Exercise materials -
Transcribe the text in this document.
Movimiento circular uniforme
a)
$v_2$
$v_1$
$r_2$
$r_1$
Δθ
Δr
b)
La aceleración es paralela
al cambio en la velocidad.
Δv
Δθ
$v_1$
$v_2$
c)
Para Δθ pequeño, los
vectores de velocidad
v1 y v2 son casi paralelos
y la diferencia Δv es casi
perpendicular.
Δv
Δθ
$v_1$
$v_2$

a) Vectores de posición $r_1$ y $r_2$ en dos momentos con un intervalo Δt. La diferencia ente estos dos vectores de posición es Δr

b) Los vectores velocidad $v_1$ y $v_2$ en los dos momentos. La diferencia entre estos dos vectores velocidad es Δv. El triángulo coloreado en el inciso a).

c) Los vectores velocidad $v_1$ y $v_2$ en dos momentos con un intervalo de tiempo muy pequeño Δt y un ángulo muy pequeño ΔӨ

==

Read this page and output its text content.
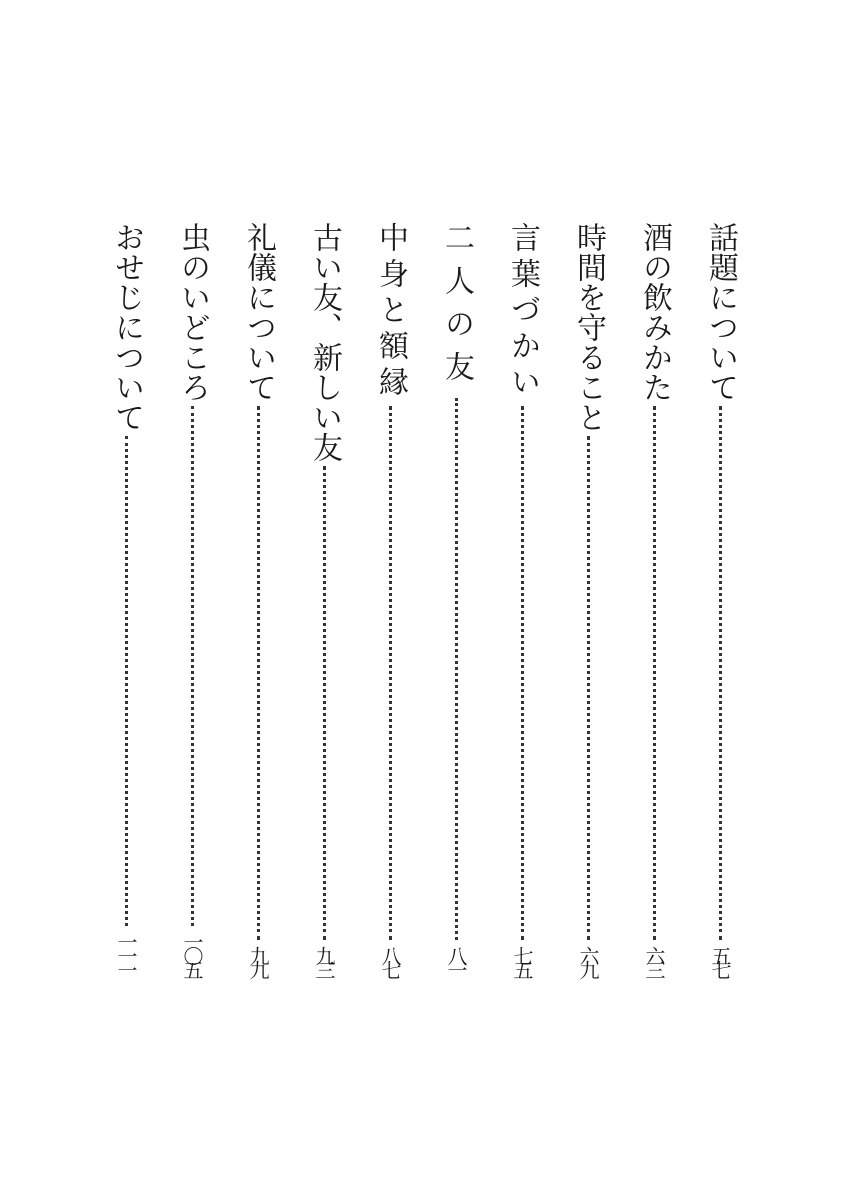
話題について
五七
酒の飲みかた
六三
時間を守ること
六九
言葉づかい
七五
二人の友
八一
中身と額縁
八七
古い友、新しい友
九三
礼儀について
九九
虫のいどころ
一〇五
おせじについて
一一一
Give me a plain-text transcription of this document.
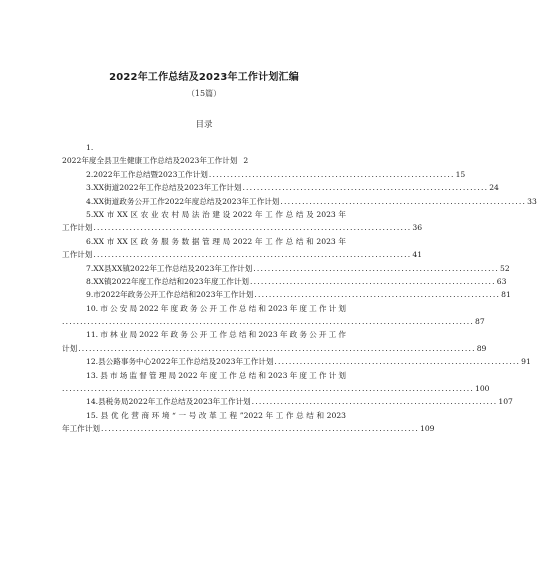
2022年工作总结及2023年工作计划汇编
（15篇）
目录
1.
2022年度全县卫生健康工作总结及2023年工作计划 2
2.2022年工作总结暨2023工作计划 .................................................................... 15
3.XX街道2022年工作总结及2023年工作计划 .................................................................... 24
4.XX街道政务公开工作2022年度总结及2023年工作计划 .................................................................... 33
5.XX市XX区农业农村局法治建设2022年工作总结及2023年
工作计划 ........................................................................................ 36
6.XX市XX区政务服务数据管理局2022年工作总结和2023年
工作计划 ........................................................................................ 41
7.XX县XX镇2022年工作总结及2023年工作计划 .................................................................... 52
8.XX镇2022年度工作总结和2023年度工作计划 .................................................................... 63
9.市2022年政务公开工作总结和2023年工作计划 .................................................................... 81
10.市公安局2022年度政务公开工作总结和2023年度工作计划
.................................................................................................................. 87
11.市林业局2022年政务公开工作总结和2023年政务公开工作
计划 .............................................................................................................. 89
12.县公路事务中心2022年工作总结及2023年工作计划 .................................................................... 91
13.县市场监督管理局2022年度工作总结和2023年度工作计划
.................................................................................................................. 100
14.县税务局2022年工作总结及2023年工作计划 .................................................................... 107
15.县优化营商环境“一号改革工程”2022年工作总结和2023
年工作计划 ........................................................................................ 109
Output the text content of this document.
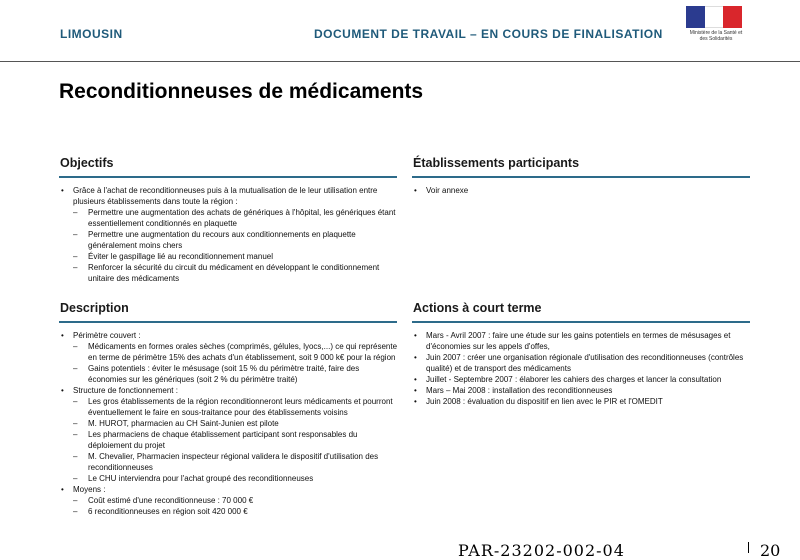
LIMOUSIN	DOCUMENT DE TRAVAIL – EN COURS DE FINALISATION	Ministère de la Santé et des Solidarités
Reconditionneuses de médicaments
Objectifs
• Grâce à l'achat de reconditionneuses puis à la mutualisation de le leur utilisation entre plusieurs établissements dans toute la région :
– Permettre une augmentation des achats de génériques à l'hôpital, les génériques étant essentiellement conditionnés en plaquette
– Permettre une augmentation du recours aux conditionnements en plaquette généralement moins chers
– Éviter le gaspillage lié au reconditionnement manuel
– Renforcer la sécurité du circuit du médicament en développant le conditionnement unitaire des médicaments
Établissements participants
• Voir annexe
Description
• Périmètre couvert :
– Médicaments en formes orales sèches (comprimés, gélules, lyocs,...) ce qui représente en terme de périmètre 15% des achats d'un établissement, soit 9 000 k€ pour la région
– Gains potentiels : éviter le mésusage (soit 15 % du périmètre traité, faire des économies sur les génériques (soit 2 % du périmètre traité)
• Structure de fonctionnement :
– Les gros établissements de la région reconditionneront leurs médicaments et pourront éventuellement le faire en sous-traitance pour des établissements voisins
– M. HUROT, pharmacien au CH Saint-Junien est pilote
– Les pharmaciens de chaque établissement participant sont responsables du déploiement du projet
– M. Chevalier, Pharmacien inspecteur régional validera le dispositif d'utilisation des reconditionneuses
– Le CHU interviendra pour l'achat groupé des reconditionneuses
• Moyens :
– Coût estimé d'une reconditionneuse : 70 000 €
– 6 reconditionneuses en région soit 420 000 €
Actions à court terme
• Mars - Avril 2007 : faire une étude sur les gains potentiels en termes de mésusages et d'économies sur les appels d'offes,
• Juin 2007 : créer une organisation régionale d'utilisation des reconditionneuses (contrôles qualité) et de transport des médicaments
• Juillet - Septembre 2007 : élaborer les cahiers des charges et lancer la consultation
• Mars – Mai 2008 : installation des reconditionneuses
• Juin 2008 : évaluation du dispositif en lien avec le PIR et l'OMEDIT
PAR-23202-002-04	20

Task prompt - Filter the entries above down to the lines containing the word "entre".

Exercise result -
b) Los vectores velocidad $v_1$ y $v_2$ en los dos momentos. La diferencia entre estos dos vectores velocidad es Δv. El triángulo coloreado en el inciso a).
• Grâce à l'achat de reconditionneuses puis à la mutualisation de le leur utilisation entre plusieurs établissements dans toute la région :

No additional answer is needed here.